PROMPT => Can you output the records below exactly as they are written?

DATA LISTING =>

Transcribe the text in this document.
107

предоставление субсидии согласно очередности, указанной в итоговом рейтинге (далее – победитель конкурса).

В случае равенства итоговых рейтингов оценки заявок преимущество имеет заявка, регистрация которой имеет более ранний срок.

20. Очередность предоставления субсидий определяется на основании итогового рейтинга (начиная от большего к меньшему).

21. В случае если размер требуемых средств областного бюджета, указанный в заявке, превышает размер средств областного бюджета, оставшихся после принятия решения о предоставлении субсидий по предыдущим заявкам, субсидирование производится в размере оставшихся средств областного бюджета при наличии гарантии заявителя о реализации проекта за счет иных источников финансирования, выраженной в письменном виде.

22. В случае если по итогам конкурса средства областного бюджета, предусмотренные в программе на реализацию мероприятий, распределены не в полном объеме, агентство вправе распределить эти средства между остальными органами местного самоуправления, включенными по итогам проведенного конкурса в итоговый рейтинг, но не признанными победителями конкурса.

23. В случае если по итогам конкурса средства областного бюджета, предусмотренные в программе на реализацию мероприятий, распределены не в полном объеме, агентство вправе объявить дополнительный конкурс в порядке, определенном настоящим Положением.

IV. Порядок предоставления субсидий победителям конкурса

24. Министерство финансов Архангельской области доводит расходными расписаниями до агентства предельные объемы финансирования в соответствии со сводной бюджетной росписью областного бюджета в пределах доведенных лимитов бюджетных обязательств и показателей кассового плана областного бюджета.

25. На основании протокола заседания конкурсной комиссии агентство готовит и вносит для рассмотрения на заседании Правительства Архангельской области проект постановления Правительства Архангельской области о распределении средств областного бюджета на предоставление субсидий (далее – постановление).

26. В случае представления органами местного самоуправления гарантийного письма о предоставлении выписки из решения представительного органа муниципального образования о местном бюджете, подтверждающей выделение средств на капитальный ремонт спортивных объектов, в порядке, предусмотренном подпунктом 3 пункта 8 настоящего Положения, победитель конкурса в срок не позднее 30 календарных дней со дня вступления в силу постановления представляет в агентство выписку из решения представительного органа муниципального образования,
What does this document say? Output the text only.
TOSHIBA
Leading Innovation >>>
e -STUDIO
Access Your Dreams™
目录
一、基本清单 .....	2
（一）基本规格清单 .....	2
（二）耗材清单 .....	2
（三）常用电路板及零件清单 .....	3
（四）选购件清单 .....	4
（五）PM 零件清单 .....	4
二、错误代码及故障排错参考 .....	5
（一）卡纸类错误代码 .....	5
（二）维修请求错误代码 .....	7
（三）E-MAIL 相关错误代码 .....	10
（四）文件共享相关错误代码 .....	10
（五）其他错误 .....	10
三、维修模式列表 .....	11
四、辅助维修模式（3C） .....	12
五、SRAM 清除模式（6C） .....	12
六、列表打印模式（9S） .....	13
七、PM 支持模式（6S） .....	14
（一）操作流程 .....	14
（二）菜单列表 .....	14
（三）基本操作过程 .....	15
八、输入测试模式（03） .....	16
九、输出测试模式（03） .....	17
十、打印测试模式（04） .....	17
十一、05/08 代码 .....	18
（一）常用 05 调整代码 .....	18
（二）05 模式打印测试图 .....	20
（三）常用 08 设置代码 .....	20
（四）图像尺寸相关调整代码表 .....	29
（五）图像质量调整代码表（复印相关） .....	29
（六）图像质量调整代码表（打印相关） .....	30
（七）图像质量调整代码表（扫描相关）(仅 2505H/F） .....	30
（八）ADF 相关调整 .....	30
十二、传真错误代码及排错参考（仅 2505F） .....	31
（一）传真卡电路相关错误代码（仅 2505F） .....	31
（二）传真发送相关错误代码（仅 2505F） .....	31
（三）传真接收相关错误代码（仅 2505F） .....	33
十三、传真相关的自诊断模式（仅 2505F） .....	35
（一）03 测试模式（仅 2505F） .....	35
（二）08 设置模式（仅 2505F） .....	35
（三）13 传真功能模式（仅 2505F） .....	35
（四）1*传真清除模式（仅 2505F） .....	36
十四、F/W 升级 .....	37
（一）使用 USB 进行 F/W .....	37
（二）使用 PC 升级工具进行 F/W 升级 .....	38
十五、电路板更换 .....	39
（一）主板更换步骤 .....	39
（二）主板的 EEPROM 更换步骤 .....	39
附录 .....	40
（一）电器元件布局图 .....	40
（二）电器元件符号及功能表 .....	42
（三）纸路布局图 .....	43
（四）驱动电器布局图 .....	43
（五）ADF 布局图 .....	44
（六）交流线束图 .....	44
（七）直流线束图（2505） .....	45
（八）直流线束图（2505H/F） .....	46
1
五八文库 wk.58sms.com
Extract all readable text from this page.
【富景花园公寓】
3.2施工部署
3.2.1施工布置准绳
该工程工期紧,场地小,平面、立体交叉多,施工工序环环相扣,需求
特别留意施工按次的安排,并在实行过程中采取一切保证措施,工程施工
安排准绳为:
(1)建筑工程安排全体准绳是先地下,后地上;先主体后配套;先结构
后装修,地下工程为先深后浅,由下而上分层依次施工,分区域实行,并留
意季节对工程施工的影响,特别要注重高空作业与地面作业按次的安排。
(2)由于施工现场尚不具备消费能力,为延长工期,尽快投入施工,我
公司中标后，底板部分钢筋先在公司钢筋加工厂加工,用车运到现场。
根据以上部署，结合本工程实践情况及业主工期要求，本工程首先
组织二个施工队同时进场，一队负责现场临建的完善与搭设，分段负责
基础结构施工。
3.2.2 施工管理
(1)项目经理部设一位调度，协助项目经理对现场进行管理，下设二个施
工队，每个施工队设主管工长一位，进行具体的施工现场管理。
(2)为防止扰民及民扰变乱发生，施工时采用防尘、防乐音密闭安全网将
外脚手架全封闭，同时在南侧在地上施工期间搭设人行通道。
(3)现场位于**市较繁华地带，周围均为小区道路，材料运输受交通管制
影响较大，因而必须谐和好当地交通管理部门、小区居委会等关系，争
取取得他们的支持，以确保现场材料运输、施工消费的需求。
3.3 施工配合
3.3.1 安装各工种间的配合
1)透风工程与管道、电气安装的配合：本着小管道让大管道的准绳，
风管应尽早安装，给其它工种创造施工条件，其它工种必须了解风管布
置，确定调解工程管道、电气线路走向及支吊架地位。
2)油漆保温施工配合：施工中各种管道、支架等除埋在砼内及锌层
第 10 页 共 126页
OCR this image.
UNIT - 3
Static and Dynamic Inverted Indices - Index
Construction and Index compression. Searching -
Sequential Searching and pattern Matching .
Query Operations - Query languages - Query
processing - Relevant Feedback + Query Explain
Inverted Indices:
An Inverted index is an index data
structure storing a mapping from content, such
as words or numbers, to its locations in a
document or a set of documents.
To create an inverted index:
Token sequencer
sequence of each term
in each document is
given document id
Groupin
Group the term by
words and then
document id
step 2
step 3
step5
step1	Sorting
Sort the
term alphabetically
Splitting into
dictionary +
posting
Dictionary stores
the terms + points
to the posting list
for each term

WRITTEN RESPONSE =>
Transcribe the text in this document.
107

предоставление субсидии согласно очередности, указанной в итоговом рейтинге (далее – победитель конкурса).

В случае равенства итоговых рейтингов оценки заявок преимущество имеет заявка, регистрация которой имеет более ранний срок.

20. Очередность предоставления субсидий определяется на основании итогового рейтинга (начиная от большего к меньшему).

21. В случае если размер требуемых средств областного бюджета, указанный в заявке, превышает размер средств областного бюджета, оставшихся после принятия решения о предоставлении субсидий по предыдущим заявкам, субсидирование производится в размере оставшихся средств областного бюджета при наличии гарантии заявителя о реализации проекта за счет иных источников финансирования, выраженной в письменном виде.

22. В случае если по итогам конкурса средства областного бюджета, предусмотренные в программе на реализацию мероприятий, распределены не в полном объеме, агентство вправе распределить эти средства между остальными органами местного самоуправления, включенными по итогам проведенного конкурса в итоговый рейтинг, но не признанными победителями конкурса.

23. В случае если по итогам конкурса средства областного бюджета, предусмотренные в программе на реализацию мероприятий, распределены не в полном объеме, агентство вправе объявить дополнительный конкурс в порядке, определенном настоящим Положением.

IV. Порядок предоставления субсидий победителям конкурса

24. Министерство финансов Архангельской области доводит расходными расписаниями до агентства предельные объемы финансирования в соответствии со сводной бюджетной росписью областного бюджета в пределах доведенных лимитов бюджетных обязательств и показателей кассового плана областного бюджета.

25. На основании протокола заседания конкурсной комиссии агентство готовит и вносит для рассмотрения на заседании Правительства Архангельской области проект постановления Правительства Архангельской области о распределении средств областного бюджета на предоставление субсидий (далее – постановление).

26. В случае представления органами местного самоуправления гарантийного письма о предоставлении выписки из решения представительного органа муниципального образования о местном бюджете, подтверждающей выделение средств на капитальный ремонт спортивных объектов, в порядке, предусмотренном подпунктом 3 пункта 8 настоящего Положения, победитель конкурса в срок не позднее 30 календарных дней со дня вступления в силу постановления представляет в агентство выписку из решения представительного органа муниципального образования,
What does this document say? Output the text only.
TOSHIBA
Leading Innovation >>>
e -STUDIO
Access Your Dreams™
目录
一、基本清单 .....	2
（一）基本规格清单 .....	2
（二）耗材清单 .....	2
（三）常用电路板及零件清单 .....	3
（四）选购件清单 .....	4
（五）PM 零件清单 .....	4
二、错误代码及故障排错参考 .....	5
（一）卡纸类错误代码 .....	5
（二）维修请求错误代码 .....	7
（三）E-MAIL 相关错误代码 .....	10
（四）文件共享相关错误代码 .....	10
（五）其他错误 .....	10
三、维修模式列表 .....	11
四、辅助维修模式（3C） .....	12
五、SRAM 清除模式（6C） .....	12
六、列表打印模式（9S） .....	13
七、PM 支持模式（6S） .....	14
（一）操作流程 .....	14
（二）菜单列表 .....	14
（三）基本操作过程 .....	15
八、输入测试模式（03） .....	16
九、输出测试模式（03） .....	17
十、打印测试模式（04） .....	17
十一、05/08 代码 .....	18
（一）常用 05 调整代码 .....	18
（二）05 模式打印测试图 .....	20
（三）常用 08 设置代码 .....	20
（四）图像尺寸相关调整代码表 .....	29
（五）图像质量调整代码表（复印相关） .....	29
（六）图像质量调整代码表（打印相关） .....	30
（七）图像质量调整代码表（扫描相关）(仅 2505H/F） .....	30
（八）ADF 相关调整 .....	30
十二、传真错误代码及排错参考（仅 2505F） .....	31
（一）传真卡电路相关错误代码（仅 2505F） .....	31
（二）传真发送相关错误代码（仅 2505F） .....	31
（三）传真接收相关错误代码（仅 2505F） .....	33
十三、传真相关的自诊断模式（仅 2505F） .....	35
（一）03 测试模式（仅 2505F） .....	35
（二）08 设置模式（仅 2505F） .....	35
（三）13 传真功能模式（仅 2505F） .....	35
（四）1*传真清除模式（仅 2505F） .....	36
十四、F/W 升级 .....	37
（一）使用 USB 进行 F/W .....	37
（二）使用 PC 升级工具进行 F/W 升级 .....	38
十五、电路板更换 .....	39
（一）主板更换步骤 .....	39
（二）主板的 EEPROM 更换步骤 .....	39
附录 .....	40
（一）电器元件布局图 .....	40
（二）电器元件符号及功能表 .....	42
（三）纸路布局图 .....	43
（四）驱动电器布局图 .....	43
（五）ADF 布局图 .....	44
（六）交流线束图 .....	44
（七）直流线束图（2505） .....	45
（八）直流线束图（2505H/F） .....	46
1
五八文库 wk.58sms.com
Extract all readable text from this page.
【富景花园公寓】
3.2施工部署
3.2.1施工布置准绳
该工程工期紧,场地小,平面、立体交叉多,施工工序环环相扣,需求
特别留意施工按次的安排,并在实行过程中采取一切保证措施,工程施工
安排准绳为:
(1)建筑工程安排全体准绳是先地下,后地上;先主体后配套;先结构
后装修,地下工程为先深后浅,由下而上分层依次施工,分区域实行,并留
意季节对工程施工的影响,特别要注重高空作业与地面作业按次的安排。
(2)由于施工现场尚不具备消费能力,为延长工期,尽快投入施工,我
公司中标后，底板部分钢筋先在公司钢筋加工厂加工,用车运到现场。
根据以上部署，结合本工程实践情况及业主工期要求，本工程首先
组织二个施工队同时进场，一队负责现场临建的完善与搭设，分段负责
基础结构施工。
3.2.2 施工管理
(1)项目经理部设一位调度，协助项目经理对现场进行管理，下设二个施
工队，每个施工队设主管工长一位，进行具体的施工现场管理。
(2)为防止扰民及民扰变乱发生，施工时采用防尘、防乐音密闭安全网将
外脚手架全封闭，同时在南侧在地上施工期间搭设人行通道。
(3)现场位于**市较繁华地带，周围均为小区道路，材料运输受交通管制
影响较大，因而必须谐和好当地交通管理部门、小区居委会等关系，争
取取得他们的支持，以确保现场材料运输、施工消费的需求。
3.3 施工配合
3.3.1 安装各工种间的配合
1)透风工程与管道、电气安装的配合：本着小管道让大管道的准绳，
风管应尽早安装，给其它工种创造施工条件，其它工种必须了解风管布
置，确定调解工程管道、电气线路走向及支吊架地位。
2)油漆保温施工配合：施工中各种管道、支架等除埋在砼内及锌层
第 10 页 共 126页
OCR this image.
UNIT - 3
Static and Dynamic Inverted Indices - Index
Construction and Index compression. Searching -
Sequential Searching and pattern Matching .
Query Operations - Query languages - Query
processing - Relevant Feedback + Query Explain
Inverted Indices:
An Inverted index is an index data
structure storing a mapping from content, such
as words or numbers, to its locations in a
document or a set of documents.
To create an inverted index:
Token sequencer
sequence of each term
in each document is
given document id
Groupin
Group the term by
words and then
document id
step 2
step 3
step5
step1	Sorting
Sort the
term alphabetically
Splitting into
dictionary +
posting
Dictionary stores
the terms + points
to the posting list
for each term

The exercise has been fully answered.